### Tarefas
1. Transcreva fielmente o trecho do texto sobre o amor e os relacionamentos que vai desde "Nas antigas sociedades" até "rompimento da relação.", inclusive.
2. De acordo com o texto sobre o amor e os relacionamentos, qual é o significado literal do termo grego epístion?
3. Prossiga a redação do texto sobre o amor e os relacionamentos a partir do ponto em que ele termina.

### Texto
------------------------
Débora Spagnol

debbieOs behavioristas (1) têm uma bela e prática definição sobre o amor: “{…] o amor não é algo dado, algo que motiva o relacionamento; há pura e simplesmente duas pessoas agindo, há uma relação, há uma troca, duas pessoas trocando afetos (reforços) e sendo afetadas (reforçadas). Não há espaço para culpar o destino, as pessoas se encontram e as pessoas agem sobre o mundo uma das outras e isso as transforma ! Ao continuarmos afetando e sendo afetados pela outra pessoa é que nossa relação se estabelece, se mantêm e provem frutos […]”.

Não é forçoso concluir que em nossa cultura, no que se referem a relacionamentos amorosos, os comportamentos tendem a se basear em regras sociais (como devem ser ou estar as relações, com quem devemos nos relacionar e como devemos nos comportar). As regras são tão definidoras que superam, por vezes, até mesmo os sentimentos que deveriam permear as relações. Afinal, segundo o senso comum, são os sentimentos os motivadores dos relacionamentos – ou não ?

Com a evolução da economia, das artes, da ciência e das relações sociais, vimos surgir vários tipos de relacionamento. Além dos tradicionais monogâmicos, há os poli amorosos, os abertos, os que prescindem de coabitação, entre outros. Em comum, todos os relacionamentos surgem com a finalidade de suprir as necessidades pessoais e a busca de benefícios mútuos, benefícios estes que são questão de foro íntimo e, portanto, personalíssimos.

Enquanto algumas pessoas se relacionam para suprir necessidades afetivas de companhia, carinho, amor, cuidado e gerar filhos, há outras em que a relação tem prioridades diversas: a conquista de uma melhor posição social, o conforto material, o poder e todos os demais benefícios que o dinheiro pode proporcionar.

Nas antigas sociedades gregas e romanas os sentimentos e os afetos naturais, embora pudessem existir, não eram considerados para os arranjos casamenteiros: a unidade familiar era formada para manter o credo religioso. O próprio termo grego que definia família (epístion) literalmente significa: aquilo que está junto do fogo sagrado. (2)

No decurso da história, os motivos para o casamento evoluíram da função religiosa para econômica e política (o casamento passou a ser meio de conquista de reinos e formação de clãs) até resultarem no que Hegel denomina de “sociedade natural”: membros ligados simplesmente pelo amor, afeto e confiança.  Assim, o afeto passou a ser o motivo socialmente aceito como base de um relacionamento; e a falta dele, o motivo determinante para o rompimento da relação.
------------------------
### Material fornecido

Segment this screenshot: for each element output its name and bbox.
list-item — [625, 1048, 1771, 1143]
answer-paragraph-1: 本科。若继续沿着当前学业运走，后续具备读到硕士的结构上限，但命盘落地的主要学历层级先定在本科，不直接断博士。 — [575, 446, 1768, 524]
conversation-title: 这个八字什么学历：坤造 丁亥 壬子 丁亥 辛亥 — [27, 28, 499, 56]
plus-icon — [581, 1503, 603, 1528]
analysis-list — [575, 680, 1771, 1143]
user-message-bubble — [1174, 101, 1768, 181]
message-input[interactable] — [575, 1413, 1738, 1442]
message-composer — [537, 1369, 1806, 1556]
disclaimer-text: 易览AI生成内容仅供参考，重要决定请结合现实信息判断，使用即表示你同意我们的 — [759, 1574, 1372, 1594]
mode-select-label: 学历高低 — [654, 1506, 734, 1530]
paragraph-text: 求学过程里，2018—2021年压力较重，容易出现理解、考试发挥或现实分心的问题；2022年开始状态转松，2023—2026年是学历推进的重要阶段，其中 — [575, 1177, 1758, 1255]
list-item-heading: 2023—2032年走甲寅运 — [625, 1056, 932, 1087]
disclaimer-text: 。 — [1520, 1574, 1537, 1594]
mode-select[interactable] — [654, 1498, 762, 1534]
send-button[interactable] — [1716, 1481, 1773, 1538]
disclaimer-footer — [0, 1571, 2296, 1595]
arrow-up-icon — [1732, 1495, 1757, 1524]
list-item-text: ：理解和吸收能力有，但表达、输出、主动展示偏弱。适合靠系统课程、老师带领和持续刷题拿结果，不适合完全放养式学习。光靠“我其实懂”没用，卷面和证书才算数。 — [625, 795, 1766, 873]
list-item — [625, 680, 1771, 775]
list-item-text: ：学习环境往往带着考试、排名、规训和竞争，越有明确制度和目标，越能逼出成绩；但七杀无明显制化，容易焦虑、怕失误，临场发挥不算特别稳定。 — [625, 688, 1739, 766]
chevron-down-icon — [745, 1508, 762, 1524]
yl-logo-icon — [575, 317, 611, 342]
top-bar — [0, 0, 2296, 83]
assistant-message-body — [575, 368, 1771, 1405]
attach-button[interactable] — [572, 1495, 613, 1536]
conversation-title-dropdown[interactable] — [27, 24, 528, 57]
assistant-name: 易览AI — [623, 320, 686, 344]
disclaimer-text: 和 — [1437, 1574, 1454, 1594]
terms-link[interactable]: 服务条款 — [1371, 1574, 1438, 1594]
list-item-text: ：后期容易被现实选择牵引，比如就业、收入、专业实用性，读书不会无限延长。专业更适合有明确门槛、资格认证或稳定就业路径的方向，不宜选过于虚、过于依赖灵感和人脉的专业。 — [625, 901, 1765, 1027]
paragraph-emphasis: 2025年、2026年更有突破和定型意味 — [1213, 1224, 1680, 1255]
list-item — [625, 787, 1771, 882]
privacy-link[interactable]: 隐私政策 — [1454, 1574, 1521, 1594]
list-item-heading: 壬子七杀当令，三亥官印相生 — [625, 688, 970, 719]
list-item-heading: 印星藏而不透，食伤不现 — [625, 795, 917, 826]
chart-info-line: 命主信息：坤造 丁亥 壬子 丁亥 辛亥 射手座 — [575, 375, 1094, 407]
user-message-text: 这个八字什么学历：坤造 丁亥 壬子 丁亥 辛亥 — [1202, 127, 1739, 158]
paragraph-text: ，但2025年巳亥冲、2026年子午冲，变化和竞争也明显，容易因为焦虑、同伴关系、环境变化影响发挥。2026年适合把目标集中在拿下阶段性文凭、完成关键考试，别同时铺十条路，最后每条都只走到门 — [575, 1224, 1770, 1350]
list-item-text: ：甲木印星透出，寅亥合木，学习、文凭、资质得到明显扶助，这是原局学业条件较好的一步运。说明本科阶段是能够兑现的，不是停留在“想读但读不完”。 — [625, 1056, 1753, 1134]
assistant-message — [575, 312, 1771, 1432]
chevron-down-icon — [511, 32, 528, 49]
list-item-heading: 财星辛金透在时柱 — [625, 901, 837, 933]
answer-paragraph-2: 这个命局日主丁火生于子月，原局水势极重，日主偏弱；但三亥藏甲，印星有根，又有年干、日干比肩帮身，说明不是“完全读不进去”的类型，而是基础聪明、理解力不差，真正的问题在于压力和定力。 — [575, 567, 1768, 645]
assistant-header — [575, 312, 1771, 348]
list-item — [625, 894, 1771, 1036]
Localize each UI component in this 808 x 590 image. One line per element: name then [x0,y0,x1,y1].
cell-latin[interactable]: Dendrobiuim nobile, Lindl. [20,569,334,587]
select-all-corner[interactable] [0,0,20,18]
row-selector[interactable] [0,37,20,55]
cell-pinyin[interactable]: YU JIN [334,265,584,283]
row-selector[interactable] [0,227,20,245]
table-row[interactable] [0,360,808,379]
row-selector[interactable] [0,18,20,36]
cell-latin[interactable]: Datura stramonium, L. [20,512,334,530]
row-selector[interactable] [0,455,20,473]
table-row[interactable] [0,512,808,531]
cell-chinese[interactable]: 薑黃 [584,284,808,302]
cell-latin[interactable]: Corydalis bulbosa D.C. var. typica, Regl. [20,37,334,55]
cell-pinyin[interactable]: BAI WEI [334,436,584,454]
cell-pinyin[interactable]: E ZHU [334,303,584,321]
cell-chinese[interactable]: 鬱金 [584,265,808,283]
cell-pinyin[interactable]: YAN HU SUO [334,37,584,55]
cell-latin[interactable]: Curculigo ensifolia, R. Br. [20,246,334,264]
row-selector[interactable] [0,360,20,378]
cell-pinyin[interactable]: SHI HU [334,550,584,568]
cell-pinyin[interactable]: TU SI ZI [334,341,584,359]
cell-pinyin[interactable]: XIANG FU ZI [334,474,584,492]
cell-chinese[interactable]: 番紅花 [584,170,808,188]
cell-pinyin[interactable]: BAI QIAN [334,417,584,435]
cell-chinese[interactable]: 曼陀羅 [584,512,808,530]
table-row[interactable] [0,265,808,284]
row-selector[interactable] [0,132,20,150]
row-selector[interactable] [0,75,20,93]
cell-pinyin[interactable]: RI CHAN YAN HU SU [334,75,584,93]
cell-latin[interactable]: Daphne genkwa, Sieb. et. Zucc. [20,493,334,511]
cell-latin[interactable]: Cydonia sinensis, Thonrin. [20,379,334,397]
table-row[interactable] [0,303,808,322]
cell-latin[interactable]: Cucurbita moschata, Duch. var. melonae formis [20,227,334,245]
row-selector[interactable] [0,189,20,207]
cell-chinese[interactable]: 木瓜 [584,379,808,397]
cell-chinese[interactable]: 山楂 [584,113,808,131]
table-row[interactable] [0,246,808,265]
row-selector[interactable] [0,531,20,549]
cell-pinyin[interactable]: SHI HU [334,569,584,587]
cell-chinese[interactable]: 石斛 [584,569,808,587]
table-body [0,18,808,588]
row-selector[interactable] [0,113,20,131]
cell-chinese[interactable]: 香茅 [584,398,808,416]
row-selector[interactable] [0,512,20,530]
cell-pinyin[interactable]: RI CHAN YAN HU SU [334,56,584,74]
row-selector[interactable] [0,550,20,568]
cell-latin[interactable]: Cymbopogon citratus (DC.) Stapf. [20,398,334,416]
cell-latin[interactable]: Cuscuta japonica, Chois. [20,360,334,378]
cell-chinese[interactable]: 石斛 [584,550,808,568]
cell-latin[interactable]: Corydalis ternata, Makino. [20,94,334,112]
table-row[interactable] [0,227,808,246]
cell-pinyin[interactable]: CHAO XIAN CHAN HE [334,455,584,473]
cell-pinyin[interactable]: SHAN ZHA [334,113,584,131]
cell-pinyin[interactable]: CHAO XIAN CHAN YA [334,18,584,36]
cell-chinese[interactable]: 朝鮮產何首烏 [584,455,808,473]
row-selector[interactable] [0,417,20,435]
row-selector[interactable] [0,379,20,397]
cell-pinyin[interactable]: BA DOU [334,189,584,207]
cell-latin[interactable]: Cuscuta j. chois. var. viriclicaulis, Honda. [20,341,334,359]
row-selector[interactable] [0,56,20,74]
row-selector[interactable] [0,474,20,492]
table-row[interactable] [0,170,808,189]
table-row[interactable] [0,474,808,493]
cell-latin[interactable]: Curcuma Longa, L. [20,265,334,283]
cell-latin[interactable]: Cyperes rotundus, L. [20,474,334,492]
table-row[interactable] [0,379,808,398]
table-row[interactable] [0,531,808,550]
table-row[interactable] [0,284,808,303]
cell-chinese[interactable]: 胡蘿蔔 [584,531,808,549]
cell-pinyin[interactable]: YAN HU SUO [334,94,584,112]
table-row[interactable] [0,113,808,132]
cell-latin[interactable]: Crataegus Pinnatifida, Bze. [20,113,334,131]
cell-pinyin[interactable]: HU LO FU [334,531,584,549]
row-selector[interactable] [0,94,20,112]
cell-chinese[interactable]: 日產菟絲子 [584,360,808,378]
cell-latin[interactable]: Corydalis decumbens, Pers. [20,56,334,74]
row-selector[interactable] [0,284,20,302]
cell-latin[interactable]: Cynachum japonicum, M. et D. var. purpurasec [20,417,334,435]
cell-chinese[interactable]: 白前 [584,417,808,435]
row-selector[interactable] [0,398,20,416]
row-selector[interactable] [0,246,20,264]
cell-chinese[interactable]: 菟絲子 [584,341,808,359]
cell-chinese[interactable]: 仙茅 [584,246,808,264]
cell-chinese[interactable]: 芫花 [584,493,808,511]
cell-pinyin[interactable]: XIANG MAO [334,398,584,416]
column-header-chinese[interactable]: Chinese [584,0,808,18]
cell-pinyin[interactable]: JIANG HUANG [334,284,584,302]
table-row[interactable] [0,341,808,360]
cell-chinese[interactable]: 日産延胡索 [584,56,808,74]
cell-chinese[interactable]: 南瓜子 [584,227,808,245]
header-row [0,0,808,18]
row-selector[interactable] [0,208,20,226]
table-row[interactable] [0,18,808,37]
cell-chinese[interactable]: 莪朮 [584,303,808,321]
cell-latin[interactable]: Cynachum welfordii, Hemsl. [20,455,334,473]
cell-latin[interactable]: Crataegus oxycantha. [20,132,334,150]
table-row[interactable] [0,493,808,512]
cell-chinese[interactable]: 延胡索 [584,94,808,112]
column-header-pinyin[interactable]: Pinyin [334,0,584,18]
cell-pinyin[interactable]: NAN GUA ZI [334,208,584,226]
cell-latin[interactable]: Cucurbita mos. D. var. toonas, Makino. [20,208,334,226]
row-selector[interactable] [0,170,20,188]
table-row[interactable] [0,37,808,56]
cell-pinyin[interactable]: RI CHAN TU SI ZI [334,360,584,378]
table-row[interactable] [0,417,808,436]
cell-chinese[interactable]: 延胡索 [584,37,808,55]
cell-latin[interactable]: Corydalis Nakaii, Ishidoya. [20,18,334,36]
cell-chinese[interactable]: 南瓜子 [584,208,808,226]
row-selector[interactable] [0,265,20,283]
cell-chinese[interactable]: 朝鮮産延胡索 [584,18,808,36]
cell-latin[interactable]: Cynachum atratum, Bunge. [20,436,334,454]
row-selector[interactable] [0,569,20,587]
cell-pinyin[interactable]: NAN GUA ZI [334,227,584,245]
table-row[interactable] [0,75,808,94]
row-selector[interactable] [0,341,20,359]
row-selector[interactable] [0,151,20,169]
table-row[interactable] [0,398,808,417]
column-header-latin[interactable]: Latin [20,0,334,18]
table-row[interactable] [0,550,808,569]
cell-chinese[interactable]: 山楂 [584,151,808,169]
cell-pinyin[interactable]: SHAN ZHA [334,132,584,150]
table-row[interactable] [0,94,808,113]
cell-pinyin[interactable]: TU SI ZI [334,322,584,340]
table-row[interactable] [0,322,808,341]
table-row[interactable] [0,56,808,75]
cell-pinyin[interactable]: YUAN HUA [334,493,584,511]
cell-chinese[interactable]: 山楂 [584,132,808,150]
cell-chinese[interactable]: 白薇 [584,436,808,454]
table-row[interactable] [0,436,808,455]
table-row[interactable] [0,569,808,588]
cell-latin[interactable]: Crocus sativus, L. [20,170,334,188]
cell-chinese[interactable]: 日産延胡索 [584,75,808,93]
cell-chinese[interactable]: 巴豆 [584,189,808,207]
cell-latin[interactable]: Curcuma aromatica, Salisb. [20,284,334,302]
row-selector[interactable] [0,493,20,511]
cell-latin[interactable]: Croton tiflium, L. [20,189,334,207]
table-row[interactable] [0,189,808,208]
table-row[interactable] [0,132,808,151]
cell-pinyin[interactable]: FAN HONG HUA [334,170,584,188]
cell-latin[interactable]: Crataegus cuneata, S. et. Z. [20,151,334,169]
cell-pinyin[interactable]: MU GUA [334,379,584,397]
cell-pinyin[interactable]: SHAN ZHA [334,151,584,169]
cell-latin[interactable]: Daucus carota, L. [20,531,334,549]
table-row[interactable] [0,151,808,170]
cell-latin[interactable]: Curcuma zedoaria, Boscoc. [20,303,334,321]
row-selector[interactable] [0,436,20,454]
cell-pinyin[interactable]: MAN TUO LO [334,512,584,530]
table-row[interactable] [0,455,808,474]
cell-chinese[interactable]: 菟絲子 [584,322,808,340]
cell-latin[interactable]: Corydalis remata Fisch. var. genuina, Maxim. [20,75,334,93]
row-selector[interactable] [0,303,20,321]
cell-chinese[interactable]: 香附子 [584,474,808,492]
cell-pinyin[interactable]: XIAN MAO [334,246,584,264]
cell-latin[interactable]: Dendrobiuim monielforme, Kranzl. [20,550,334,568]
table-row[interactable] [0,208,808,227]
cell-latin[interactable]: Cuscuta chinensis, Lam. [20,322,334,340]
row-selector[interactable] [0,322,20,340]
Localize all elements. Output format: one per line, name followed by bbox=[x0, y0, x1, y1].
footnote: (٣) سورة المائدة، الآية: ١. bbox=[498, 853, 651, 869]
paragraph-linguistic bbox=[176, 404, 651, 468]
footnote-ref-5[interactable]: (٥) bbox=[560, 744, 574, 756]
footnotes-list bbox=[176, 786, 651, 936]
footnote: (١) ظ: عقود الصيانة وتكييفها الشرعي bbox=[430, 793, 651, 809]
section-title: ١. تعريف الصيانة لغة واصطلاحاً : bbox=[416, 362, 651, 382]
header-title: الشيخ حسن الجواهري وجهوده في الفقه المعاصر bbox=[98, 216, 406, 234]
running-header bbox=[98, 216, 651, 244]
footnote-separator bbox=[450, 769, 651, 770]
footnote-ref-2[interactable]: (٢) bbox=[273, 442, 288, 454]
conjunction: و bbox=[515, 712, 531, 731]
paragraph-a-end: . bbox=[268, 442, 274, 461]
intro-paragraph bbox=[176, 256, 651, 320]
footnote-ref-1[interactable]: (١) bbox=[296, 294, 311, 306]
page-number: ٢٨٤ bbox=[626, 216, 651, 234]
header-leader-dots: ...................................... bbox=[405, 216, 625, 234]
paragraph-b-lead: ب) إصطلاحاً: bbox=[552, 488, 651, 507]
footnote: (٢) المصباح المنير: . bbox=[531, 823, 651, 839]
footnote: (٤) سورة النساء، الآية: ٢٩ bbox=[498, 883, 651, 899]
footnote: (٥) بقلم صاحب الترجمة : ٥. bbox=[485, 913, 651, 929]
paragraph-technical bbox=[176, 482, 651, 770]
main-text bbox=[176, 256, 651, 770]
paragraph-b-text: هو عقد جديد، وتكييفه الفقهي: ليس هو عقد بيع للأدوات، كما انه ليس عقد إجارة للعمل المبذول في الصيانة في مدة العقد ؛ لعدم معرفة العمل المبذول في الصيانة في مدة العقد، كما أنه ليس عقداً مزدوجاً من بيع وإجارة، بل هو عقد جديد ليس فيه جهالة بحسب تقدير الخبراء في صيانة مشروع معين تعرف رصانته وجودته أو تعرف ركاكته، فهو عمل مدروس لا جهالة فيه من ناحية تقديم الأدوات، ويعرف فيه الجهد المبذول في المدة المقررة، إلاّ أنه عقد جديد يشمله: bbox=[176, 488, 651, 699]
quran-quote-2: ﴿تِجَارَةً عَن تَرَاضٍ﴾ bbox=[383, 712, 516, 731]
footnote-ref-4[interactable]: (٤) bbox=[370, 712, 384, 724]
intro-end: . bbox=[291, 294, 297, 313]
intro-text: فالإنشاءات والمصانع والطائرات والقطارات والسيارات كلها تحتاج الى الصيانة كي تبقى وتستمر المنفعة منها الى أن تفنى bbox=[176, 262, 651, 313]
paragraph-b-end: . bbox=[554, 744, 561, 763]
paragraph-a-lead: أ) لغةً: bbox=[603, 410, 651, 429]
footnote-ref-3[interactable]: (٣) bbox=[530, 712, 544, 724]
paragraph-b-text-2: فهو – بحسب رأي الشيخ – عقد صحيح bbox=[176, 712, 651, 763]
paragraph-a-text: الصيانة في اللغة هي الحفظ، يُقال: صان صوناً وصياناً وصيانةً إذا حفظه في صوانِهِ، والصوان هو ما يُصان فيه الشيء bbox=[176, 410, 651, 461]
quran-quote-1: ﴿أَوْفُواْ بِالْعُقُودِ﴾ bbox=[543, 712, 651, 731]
------------------------
### Respostas por tarefa
1.
Nas antigas sociedades gregas e romanas os sentimentos e os afetos naturais, embora pudessem existir, não eram considerados para os arranjos casamenteiros: a unidade familiar era formada para manter o credo religioso. O próprio termo grego que definia família (epístion) literalmente significa: aquilo que está junto do fogo sagrado. (2)

No decurso da história, os motivos para o casamento evoluíram da função religiosa para econômica e política (o casamento passou a ser meio de conquista de reinos e formação de clãs) até resultarem no que Hegel denomina de “sociedade natural”: membros ligados simplesmente pelo amor, afeto e confiança.  Assim, o afeto passou a ser o motivo socialmente aceito como base de um relacionamento; e a falta dele, o motivo determinante para o rompimento da relação.

2. Aquilo que está junto do fogo sagrado.

3.
Mas e se, ao invés do afeto, o relacionamento se constituir com base primordial no dinheiro ?

Não se negue que no bojo de qualquer relação a questão financeira influencia nas decisões do casal, sendo muitas vezes motivo de brigas e até de separação. (3) Mesmo assim, discutir o assunto dinheiro x afetividade ainda é tabu, o que resulta numa espécie de hipocrisia: não se fala sobre isso, mas não é possível negar sua existência e até mesmo sua importância.

Tem-se hoje a internet como uma grande fonte de relacionamentos. Pessoas passam horas conectadas e através de sites buscam criar vínculos – seja para ampliar os contatos profissionais, para encontrar internautas com mesmos gostos musicais, discutir filosofia e política ou ainda descobrir o “amor de sua vida”.

Entre tantas opções de redes sociais cujo objetivo é unir pessoas, surgiu recentemente no Brasil um site que funciona como uma agência de encontros, um portal de relacionamentos cujos clientes (homens ou mulheres mais velhos e endinheirados) buscam jovens bonitos e ambiciosos que querem apoio financeiro e “mimos” de  generosos “patrocinadores”. A ideia parece absurda ? Bem-vindo ao mundo “sugar” !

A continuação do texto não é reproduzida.